- _WORK TO COMPLETE_
In the following material, identify every line holding the string "clock" and return it.
[start]
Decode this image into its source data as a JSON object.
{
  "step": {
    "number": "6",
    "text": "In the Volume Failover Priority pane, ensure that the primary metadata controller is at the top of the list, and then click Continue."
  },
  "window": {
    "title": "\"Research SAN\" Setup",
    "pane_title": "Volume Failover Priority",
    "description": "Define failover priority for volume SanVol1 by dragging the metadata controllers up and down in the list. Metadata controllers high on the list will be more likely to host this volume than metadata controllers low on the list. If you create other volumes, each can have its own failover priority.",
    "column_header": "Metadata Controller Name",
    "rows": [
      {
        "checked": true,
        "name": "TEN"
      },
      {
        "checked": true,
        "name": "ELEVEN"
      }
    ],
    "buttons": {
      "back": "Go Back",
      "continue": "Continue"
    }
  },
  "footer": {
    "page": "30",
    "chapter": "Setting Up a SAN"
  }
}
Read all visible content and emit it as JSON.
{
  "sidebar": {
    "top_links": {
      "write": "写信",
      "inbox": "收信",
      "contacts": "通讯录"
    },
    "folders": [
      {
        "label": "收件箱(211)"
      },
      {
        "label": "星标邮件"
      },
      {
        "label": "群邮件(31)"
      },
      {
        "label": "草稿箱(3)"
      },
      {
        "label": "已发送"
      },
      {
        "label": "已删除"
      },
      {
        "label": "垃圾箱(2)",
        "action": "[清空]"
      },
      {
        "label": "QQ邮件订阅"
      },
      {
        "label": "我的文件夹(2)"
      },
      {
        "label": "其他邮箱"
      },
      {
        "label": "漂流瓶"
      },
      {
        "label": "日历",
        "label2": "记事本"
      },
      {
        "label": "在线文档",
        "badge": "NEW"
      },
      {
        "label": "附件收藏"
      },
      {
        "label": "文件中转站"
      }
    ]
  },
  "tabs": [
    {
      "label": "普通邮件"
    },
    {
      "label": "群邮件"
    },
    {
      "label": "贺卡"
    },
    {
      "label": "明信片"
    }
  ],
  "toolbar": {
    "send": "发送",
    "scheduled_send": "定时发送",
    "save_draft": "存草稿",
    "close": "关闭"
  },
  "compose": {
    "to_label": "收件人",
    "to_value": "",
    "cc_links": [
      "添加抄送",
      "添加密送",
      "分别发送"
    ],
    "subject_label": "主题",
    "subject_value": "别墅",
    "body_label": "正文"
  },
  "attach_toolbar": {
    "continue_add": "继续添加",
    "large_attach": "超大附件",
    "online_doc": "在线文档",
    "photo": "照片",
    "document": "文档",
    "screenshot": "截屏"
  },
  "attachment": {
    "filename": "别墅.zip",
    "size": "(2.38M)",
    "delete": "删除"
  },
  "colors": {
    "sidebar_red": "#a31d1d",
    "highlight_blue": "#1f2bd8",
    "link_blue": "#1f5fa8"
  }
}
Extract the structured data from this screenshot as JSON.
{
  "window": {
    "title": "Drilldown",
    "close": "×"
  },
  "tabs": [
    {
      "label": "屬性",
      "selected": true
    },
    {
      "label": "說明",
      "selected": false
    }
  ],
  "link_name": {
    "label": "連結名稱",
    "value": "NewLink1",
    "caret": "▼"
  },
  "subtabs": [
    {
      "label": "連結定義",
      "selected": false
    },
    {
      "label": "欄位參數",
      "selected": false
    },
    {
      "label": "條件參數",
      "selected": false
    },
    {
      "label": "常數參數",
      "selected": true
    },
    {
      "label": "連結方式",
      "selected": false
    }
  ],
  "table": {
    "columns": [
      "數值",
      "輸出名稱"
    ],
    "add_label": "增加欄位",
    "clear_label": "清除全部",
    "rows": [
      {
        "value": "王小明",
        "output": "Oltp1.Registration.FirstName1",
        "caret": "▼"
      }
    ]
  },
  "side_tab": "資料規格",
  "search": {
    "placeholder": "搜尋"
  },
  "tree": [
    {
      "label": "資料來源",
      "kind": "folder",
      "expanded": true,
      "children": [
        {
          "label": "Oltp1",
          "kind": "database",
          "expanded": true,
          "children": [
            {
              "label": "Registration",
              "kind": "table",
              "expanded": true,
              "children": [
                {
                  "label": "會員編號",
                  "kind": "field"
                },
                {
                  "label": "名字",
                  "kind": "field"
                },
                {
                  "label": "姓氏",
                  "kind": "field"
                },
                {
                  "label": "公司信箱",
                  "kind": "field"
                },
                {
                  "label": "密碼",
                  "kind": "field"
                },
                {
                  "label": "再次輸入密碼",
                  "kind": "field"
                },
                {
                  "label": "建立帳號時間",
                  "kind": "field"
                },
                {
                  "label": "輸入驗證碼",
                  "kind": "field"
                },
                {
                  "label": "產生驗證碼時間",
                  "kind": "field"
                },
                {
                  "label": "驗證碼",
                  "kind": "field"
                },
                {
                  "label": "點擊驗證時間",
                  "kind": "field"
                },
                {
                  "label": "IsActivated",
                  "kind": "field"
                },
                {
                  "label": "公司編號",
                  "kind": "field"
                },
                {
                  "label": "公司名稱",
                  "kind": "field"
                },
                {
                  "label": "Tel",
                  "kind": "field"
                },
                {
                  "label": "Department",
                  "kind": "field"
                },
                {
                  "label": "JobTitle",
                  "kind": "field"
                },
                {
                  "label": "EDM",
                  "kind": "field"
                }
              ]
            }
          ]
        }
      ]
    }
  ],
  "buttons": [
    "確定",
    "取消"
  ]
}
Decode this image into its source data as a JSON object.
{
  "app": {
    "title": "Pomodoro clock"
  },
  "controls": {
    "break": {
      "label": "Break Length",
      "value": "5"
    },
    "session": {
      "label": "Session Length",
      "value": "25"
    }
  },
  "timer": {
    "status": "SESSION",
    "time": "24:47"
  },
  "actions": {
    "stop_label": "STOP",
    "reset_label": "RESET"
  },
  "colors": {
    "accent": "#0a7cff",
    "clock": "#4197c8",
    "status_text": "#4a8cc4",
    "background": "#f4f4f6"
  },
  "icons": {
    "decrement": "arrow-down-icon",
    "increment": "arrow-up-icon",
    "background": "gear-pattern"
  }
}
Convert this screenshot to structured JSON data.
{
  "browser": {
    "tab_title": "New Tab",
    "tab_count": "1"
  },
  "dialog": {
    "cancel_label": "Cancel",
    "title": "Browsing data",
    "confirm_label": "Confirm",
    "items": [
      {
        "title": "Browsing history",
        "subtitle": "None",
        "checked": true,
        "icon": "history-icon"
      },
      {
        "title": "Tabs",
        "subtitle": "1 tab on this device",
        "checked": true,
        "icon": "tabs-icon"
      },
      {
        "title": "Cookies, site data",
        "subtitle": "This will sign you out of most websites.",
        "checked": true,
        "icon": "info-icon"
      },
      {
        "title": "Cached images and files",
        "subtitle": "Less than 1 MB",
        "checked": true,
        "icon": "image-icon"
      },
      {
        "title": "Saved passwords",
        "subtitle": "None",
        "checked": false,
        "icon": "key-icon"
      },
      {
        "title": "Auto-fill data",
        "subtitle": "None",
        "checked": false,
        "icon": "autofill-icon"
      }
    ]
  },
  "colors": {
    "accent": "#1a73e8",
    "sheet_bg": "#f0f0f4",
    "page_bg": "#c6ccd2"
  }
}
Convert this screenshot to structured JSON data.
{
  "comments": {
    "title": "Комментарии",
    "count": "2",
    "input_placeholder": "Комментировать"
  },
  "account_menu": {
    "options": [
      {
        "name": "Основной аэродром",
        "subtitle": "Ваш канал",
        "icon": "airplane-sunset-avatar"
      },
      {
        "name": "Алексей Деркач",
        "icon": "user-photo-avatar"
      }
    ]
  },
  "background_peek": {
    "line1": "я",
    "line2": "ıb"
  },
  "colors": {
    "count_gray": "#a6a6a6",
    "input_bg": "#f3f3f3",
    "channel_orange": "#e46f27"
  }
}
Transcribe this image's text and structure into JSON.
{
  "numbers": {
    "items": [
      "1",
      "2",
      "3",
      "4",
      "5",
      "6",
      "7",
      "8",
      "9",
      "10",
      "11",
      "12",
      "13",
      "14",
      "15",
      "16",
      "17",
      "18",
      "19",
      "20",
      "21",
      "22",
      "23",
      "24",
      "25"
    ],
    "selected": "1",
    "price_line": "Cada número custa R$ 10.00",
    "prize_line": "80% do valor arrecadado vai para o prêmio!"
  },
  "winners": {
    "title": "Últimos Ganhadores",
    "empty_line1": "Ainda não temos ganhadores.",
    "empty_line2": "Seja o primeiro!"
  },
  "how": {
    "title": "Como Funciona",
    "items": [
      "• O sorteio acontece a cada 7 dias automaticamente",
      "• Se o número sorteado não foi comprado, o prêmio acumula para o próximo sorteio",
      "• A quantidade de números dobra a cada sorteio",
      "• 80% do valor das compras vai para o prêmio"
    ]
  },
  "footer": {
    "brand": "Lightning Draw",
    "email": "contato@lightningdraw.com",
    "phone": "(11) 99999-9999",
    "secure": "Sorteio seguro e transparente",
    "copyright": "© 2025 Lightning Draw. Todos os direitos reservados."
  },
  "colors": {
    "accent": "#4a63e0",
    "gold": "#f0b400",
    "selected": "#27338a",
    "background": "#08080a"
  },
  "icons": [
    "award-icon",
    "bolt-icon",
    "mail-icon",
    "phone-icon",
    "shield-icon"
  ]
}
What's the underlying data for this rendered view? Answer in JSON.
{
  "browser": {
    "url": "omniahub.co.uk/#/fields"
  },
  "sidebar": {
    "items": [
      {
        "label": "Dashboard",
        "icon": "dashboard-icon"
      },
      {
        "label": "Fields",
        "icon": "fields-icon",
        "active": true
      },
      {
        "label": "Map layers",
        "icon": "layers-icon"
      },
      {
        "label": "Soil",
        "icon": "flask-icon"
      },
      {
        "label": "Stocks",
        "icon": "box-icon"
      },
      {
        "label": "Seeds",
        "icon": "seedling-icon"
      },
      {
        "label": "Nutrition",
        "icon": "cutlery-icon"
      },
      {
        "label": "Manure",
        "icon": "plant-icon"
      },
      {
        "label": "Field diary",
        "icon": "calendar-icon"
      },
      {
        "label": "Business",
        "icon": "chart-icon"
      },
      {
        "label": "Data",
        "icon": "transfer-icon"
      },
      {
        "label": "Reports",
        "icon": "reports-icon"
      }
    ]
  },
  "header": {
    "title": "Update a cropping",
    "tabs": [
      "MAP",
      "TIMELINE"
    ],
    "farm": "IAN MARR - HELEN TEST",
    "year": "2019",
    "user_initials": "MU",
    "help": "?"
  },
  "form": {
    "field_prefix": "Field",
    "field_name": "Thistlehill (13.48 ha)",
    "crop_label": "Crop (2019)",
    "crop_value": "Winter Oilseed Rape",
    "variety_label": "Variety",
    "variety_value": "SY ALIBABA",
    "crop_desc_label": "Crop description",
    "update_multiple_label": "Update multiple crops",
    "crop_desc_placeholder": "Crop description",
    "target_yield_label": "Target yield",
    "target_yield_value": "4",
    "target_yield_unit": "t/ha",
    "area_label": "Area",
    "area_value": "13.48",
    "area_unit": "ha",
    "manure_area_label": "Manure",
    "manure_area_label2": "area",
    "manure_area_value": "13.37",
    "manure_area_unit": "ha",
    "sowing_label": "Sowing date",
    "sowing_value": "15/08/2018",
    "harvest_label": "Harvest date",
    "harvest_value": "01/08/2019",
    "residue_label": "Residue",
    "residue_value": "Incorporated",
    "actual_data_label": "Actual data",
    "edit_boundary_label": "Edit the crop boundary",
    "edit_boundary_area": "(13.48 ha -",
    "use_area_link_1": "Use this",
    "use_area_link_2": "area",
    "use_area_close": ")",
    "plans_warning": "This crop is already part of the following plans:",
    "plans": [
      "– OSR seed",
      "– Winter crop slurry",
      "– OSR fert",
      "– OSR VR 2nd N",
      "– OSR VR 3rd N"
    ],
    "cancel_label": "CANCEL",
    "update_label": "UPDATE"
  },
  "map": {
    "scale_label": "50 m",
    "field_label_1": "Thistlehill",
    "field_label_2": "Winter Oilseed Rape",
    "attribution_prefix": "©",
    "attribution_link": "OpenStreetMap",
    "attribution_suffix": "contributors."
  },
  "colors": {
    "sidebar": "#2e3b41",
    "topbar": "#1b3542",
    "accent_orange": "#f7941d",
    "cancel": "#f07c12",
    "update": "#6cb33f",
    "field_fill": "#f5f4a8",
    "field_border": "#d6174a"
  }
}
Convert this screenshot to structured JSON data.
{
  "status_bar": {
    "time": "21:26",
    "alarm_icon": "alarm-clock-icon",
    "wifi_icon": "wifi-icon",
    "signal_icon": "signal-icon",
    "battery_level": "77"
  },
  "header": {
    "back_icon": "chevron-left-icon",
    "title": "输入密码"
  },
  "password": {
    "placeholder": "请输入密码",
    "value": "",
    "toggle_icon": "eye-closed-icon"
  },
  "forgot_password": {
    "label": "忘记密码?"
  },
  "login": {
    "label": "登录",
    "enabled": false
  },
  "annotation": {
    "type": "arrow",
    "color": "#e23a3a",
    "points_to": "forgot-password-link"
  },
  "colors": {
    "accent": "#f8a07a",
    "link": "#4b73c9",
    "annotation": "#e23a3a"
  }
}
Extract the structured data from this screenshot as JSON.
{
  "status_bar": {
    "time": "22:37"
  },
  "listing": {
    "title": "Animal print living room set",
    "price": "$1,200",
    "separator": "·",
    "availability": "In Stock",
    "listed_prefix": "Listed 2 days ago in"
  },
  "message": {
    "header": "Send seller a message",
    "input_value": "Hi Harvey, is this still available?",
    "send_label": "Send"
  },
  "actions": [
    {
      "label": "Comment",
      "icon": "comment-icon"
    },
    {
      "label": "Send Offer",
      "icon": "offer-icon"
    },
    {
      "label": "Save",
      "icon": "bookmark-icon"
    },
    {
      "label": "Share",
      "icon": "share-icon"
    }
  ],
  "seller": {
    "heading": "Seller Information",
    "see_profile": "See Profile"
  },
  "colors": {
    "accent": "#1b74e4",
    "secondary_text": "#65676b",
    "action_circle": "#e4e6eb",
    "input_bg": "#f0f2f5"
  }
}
[end]
- _RESPONSE_
    "title": "Pomodoro clock"
    "clock": "#4197c8",
    "alarm_icon": "alarm-clock-icon",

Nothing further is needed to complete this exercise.